#### [Task]
Write the data out again, character for character, with no images.
__________
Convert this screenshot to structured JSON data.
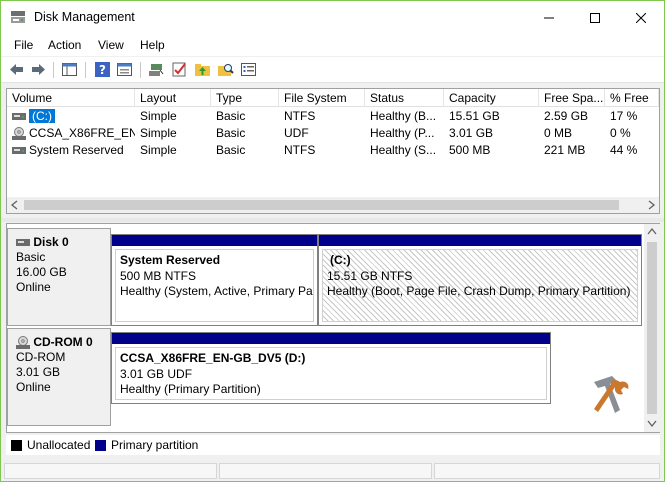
{
  "window": {
    "title": "Disk Management"
  },
  "menu": [
    "File",
    "Action",
    "View",
    "Help"
  ],
  "toolbar_icons": [
    "back-icon",
    "forward-icon",
    "show-hide-console-tree-icon",
    "help-icon",
    "properties-icon",
    "connect-icon",
    "check-icon",
    "folder-up-icon",
    "search-folder-icon",
    "details-icon"
  ],
  "list": {
    "columns": [
      "Volume",
      "Layout",
      "Type",
      "File System",
      "Status",
      "Capacity",
      "Free Spa...",
      "% Free"
    ],
    "rows": [
      {
        "volume": "(C:)",
        "layout": "Simple",
        "type": "Basic",
        "fs": "NTFS",
        "status": "Healthy (B...",
        "capacity": "15.51 GB",
        "free": "2.59 GB",
        "pct": "17 %",
        "icon": "drive-icon",
        "selected": true
      },
      {
        "volume": "CCSA_X86FRE_EN-...",
        "layout": "Simple",
        "type": "Basic",
        "fs": "UDF",
        "status": "Healthy (P...",
        "capacity": "3.01 GB",
        "free": "0 MB",
        "pct": "0 %",
        "icon": "cdrom-icon",
        "selected": false
      },
      {
        "volume": "System Reserved",
        "layout": "Simple",
        "type": "Basic",
        "fs": "NTFS",
        "status": "Healthy (S...",
        "capacity": "500 MB",
        "free": "221 MB",
        "pct": "44 %",
        "icon": "drive-icon",
        "selected": false
      }
    ]
  },
  "disks": [
    {
      "name": "Disk 0",
      "type": "Basic",
      "size": "16.00 GB",
      "state": "Online",
      "partitions": [
        {
          "name": "System Reserved",
          "size": "500 MB NTFS",
          "status": "Healthy (System, Active, Primary Par",
          "selected": false
        },
        {
          "name": "(C:)",
          "size": "15.51 GB NTFS",
          "status": "Healthy (Boot, Page File, Crash Dump, Primary Partition)",
          "selected": true
        }
      ]
    },
    {
      "name": "CD-ROM 0",
      "type": "CD-ROM",
      "size": "3.01 GB",
      "state": "Online",
      "partitions": [
        {
          "name": "CCSA_X86FRE_EN-GB_DV5 (D:)",
          "size": "3.01 GB UDF",
          "status": "Healthy (Primary Partition)",
          "selected": false
        }
      ]
    }
  ],
  "legend": [
    {
      "label": "Unallocated",
      "color": "#000000"
    },
    {
      "label": "Primary partition",
      "color": "#00008b"
    }
  ],
  "colors": {
    "accent": "#0078d7",
    "primary_partition": "#00008b",
    "window_border": "#7ec850"
  }
}
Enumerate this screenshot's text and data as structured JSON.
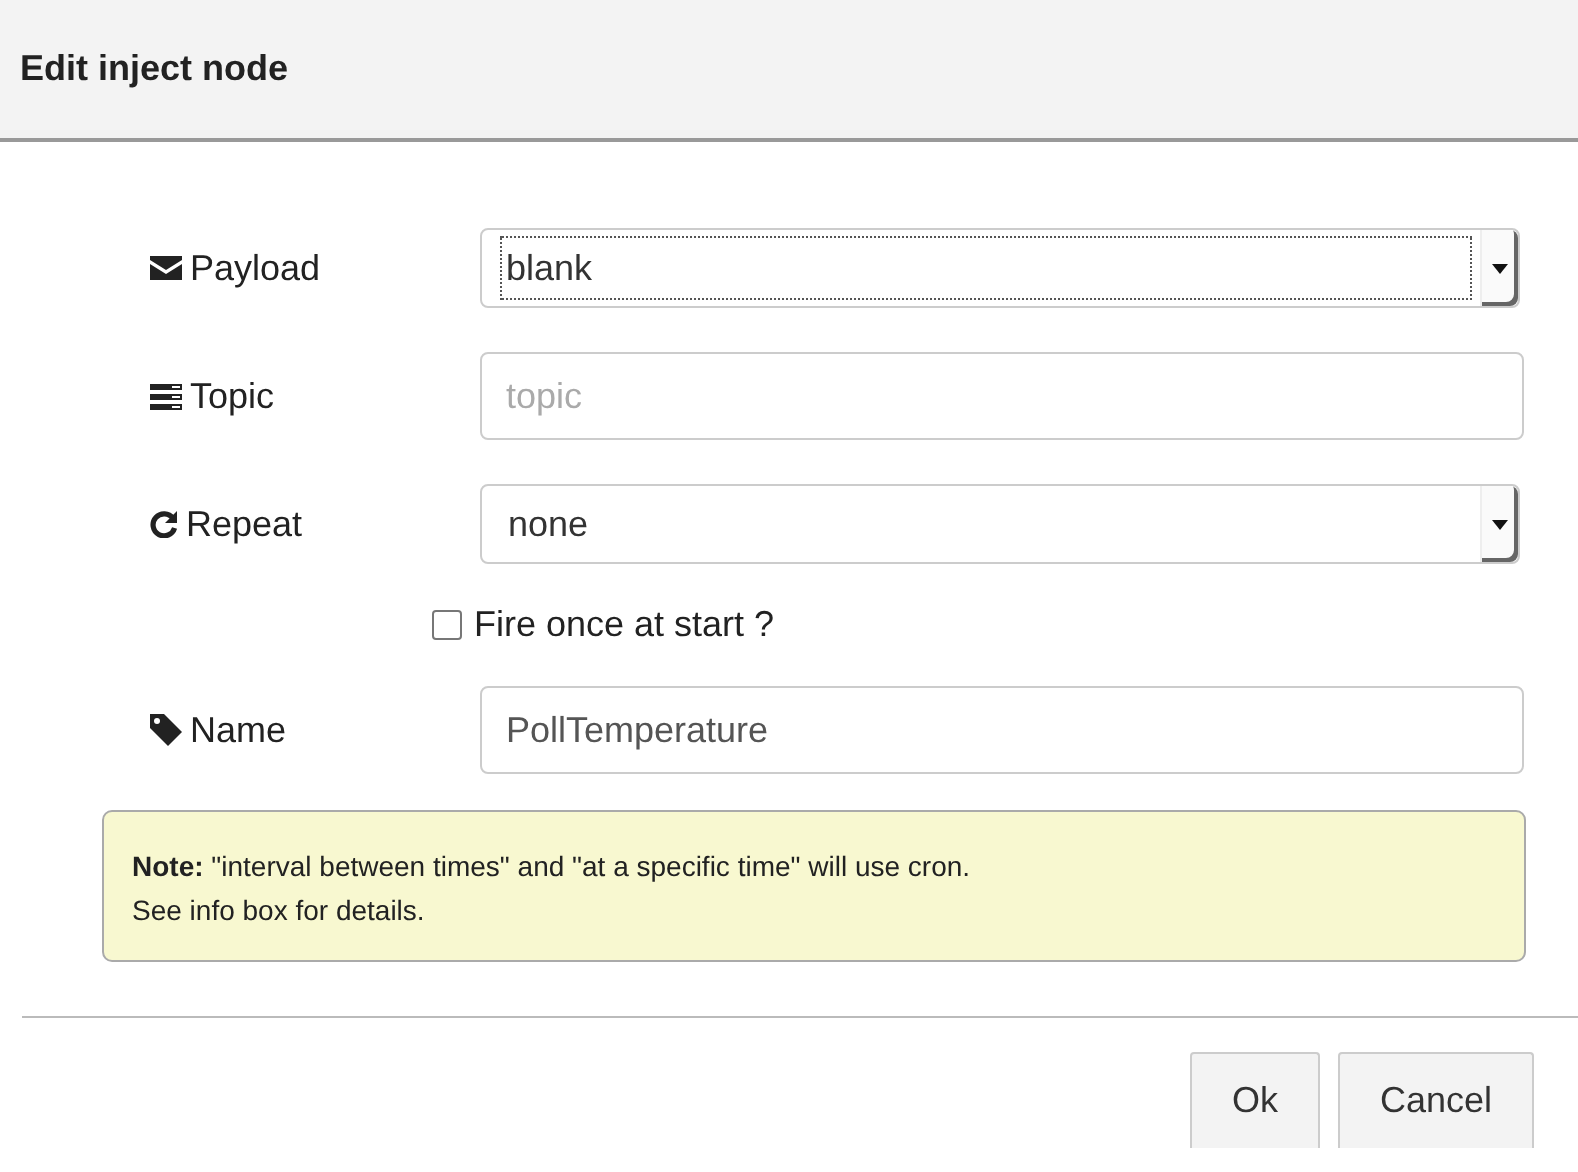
__________
#### [Result for this exercise]
Convert this screenshot to structured JSON data.
{
  "window": {
    "title": "Disk Management"
  },
  "menu": [
    "File",
    "Action",
    "View",
    "Help"
  ],
  "toolbar_icons": [
    "back-icon",
    "forward-icon",
    "show-hide-console-tree-icon",
    "help-icon",
    "properties-icon",
    "connect-icon",
    "check-icon",
    "folder-up-icon",
    "search-folder-icon",
    "details-icon"
  ],
  "list": {
    "columns": [
      "Volume",
      "Layout",
      "Type",
      "File System",
      "Status",
      "Capacity",
      "Free Spa...",
      "% Free"
    ],
    "rows": [
      {
        "volume": "(C:)",
        "layout": "Simple",
        "type": "Basic",
        "fs": "NTFS",
        "status": "Healthy (B...",
        "capacity": "15.51 GB",
        "free": "2.59 GB",
        "pct": "17 %",
        "icon": "drive-icon",
        "selected": true
      },
      {
        "volume": "CCSA_X86FRE_EN-...",
        "layout": "Simple",
        "type": "Basic",
        "fs": "UDF",
        "status": "Healthy (P...",
        "capacity": "3.01 GB",
        "free": "0 MB",
        "pct": "0 %",
        "icon": "cdrom-icon",
        "selected": false
      },
      {
        "volume": "System Reserved",
        "layout": "Simple",
        "type": "Basic",
        "fs": "NTFS",
        "status": "Healthy (S...",
        "capacity": "500 MB",
        "free": "221 MB",
        "pct": "44 %",
        "icon": "drive-icon",
        "selected": false
      }
    ]
  },
  "disks": [
    {
      "name": "Disk 0",
      "type": "Basic",
      "size": "16.00 GB",
      "state": "Online",
      "partitions": [
        {
          "name": "System Reserved",
          "size": "500 MB NTFS",
          "status": "Healthy (System, Active, Primary Par",
          "selected": false
        },
        {
          "name": "(C:)",
          "size": "15.51 GB NTFS",
          "status": "Healthy (Boot, Page File, Crash Dump, Primary Partition)",
          "selected": true
        }
      ]
    },
    {
      "name": "CD-ROM 0",
      "type": "CD-ROM",
      "size": "3.01 GB",
      "state": "Online",
      "partitions": [
        {
          "name": "CCSA_X86FRE_EN-GB_DV5 (D:)",
          "size": "3.01 GB UDF",
          "status": "Healthy (Primary Partition)",
          "selected": false
        }
      ]
    }
  ],
  "legend": [
    {
      "label": "Unallocated",
      "color": "#000000"
    },
    {
      "label": "Primary partition",
      "color": "#00008b"
    }
  ],
  "colors": {
    "accent": "#0078d7",
    "primary_partition": "#00008b",
    "window_border": "#7ec850"
  }
}
Enumerate this screenshot's text and data as structured JSON.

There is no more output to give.